→ **Task details**: Scan the listing below. Report each line that includes "Pölkky".

→ **Records supplied**:
>>>>

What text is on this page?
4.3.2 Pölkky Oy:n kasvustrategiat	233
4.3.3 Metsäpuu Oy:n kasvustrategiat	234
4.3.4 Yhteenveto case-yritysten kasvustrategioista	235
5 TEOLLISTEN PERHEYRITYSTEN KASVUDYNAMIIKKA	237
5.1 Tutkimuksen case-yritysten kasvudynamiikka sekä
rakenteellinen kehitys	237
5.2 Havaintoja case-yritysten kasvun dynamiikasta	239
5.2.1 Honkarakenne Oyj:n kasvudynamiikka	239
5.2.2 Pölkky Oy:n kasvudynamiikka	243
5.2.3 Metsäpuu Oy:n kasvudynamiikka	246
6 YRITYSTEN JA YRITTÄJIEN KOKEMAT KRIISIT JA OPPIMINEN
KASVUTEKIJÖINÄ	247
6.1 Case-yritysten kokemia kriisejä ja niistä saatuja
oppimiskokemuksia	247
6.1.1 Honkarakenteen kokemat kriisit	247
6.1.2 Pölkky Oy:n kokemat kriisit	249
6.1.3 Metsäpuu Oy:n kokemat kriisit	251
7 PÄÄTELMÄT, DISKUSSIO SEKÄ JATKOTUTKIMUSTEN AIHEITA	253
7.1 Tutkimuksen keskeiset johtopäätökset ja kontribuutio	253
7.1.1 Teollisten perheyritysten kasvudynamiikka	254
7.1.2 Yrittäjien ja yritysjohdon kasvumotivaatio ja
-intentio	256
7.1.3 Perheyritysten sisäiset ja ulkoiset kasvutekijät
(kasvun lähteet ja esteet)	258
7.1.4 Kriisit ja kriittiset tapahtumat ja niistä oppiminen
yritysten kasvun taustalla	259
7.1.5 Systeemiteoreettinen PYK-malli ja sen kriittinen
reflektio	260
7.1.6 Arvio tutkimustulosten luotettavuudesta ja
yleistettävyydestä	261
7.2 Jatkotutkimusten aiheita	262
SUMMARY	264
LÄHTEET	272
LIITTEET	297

<<<<

→ **In response**:
4.3.2 Pölkky Oy:n kasvustrategiat	233
5.2.2 Pölkky Oy:n kasvudynamiikka	243
6.1.2 Pölkky Oy:n kokemat kriisit	249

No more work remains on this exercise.